(begin)

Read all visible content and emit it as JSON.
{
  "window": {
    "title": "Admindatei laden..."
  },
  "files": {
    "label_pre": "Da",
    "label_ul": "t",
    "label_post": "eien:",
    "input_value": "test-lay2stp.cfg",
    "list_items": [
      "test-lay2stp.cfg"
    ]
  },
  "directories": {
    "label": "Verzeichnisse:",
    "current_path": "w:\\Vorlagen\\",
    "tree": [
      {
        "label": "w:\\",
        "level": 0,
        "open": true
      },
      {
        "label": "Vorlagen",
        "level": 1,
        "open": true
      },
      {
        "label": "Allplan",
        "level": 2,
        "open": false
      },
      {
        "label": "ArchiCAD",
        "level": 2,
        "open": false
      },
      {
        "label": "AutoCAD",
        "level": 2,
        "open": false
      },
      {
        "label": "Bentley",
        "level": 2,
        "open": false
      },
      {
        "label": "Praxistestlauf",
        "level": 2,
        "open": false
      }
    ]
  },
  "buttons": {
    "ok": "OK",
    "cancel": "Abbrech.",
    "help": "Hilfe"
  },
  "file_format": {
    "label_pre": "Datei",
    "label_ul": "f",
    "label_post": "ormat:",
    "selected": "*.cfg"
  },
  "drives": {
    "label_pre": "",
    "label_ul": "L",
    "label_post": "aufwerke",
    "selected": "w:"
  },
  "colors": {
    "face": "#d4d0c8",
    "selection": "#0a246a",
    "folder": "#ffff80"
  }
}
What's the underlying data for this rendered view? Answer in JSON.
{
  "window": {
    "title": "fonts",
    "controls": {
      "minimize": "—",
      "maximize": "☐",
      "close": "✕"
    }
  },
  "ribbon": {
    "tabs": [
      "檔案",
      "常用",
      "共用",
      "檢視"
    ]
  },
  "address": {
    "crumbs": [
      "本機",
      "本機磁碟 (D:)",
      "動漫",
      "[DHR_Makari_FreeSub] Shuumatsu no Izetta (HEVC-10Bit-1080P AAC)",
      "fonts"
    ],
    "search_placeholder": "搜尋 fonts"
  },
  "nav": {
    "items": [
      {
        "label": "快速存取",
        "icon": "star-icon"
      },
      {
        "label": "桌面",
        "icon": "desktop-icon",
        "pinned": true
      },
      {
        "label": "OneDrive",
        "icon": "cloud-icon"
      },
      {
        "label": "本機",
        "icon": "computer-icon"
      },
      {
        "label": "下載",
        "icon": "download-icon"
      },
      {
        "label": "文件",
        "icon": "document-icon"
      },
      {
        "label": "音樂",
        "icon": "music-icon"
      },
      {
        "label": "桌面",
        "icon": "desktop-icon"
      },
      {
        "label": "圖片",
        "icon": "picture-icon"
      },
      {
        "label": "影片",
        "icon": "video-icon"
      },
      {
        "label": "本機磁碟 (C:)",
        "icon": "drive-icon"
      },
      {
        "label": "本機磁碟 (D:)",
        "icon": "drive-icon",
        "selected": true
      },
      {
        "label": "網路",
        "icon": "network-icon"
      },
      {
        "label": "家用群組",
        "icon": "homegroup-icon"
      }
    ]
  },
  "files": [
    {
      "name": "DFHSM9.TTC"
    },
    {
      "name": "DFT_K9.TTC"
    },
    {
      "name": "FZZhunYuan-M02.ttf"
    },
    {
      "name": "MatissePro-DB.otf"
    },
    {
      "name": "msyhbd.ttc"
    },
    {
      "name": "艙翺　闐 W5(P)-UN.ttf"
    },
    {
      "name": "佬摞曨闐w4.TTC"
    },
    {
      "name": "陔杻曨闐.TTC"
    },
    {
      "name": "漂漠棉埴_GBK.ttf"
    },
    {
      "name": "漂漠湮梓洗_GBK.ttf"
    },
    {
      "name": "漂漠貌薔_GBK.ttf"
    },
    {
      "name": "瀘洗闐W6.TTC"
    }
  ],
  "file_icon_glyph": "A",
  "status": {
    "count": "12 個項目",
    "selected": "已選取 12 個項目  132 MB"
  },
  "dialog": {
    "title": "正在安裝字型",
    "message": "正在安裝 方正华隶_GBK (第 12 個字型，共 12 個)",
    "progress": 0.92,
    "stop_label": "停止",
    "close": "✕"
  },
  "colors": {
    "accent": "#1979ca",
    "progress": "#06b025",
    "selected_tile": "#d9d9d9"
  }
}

(end)

◆ WHAT IS REQUIRED
State how many lines of the listing include the word "desktop". Reply with the number alone.

◆ WRITTEN ANSWER
2